* EXERCISE OBJECTIVE: Locate every line in the records below that contains the word "những", and copy each one.

=== RECORDS TO USE ===

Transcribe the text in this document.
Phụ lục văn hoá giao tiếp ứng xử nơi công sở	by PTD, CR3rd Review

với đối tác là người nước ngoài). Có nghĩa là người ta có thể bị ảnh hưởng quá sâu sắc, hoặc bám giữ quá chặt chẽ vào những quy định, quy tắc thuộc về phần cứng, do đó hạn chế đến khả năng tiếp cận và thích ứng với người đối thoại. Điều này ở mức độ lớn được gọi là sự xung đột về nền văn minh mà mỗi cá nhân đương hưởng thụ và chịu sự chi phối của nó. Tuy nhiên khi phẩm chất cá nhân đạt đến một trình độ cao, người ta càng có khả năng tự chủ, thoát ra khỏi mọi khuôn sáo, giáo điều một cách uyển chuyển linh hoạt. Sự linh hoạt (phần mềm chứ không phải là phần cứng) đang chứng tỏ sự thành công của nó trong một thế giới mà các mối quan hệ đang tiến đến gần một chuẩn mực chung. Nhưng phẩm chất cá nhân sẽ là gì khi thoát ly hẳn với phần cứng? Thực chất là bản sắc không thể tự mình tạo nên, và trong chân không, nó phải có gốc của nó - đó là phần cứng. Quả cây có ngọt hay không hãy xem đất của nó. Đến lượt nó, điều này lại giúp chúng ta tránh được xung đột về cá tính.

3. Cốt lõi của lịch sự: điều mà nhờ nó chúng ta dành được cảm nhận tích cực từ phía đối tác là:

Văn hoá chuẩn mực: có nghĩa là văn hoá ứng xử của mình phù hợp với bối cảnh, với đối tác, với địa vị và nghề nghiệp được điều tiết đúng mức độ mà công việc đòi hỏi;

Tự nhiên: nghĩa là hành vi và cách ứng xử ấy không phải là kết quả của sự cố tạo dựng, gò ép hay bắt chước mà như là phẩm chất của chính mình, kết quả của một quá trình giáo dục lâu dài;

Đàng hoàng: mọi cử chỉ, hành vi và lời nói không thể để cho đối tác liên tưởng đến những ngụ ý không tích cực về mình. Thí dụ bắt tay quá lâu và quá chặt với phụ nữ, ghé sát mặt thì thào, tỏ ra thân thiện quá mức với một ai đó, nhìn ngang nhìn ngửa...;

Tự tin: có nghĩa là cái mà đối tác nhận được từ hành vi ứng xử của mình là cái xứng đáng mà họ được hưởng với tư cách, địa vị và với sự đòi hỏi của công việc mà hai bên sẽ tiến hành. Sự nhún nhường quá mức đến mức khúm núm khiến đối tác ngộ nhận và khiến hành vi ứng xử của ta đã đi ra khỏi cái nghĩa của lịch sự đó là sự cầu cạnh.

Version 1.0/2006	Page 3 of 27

===

* TASK ANSWER:
với đối tác là người nước ngoài). Có nghĩa là người ta có thể bị ảnh hưởng quá sâu sắc, hoặc bám giữ quá chặt chẽ vào những quy định, quy tắc thuộc về phần cứng, do đó hạn chế đến khả năng tiếp cận và thích ứng với người đối thoại. Điều này ở mức độ lớn được gọi là sự xung đột về nền văn minh mà mỗi cá nhân đương hưởng thụ và chịu sự chi phối của nó. Tuy nhiên khi phẩm chất cá nhân đạt đến một trình độ cao, người ta càng có khả năng tự chủ, thoát ra khỏi mọi khuôn sáo, giáo điều một cách uyển chuyển linh hoạt. Sự linh hoạt (phần mềm chứ không phải là phần cứng) đang chứng tỏ sự thành công của nó trong một thế giới mà các mối quan hệ đang tiến đến gần một chuẩn mực chung. Nhưng phẩm chất cá nhân sẽ là gì khi thoát ly hẳn với phần cứng? Thực chất là bản sắc không thể tự mình tạo nên, và trong chân không, nó phải có gốc của nó - đó là phần cứng. Quả cây có ngọt hay không hãy xem đất của nó. Đến lượt nó, điều này lại giúp chúng ta tránh được xung đột về cá tính.
Đàng hoàng: mọi cử chỉ, hành vi và lời nói không thể để cho đối tác liên tưởng đến những ngụ ý không tích cực về mình. Thí dụ bắt tay quá lâu và quá chặt với phụ nữ, ghé sát mặt thì thào, tỏ ra thân thiện quá mức với một ai đó, nhìn ngang nhìn ngửa...;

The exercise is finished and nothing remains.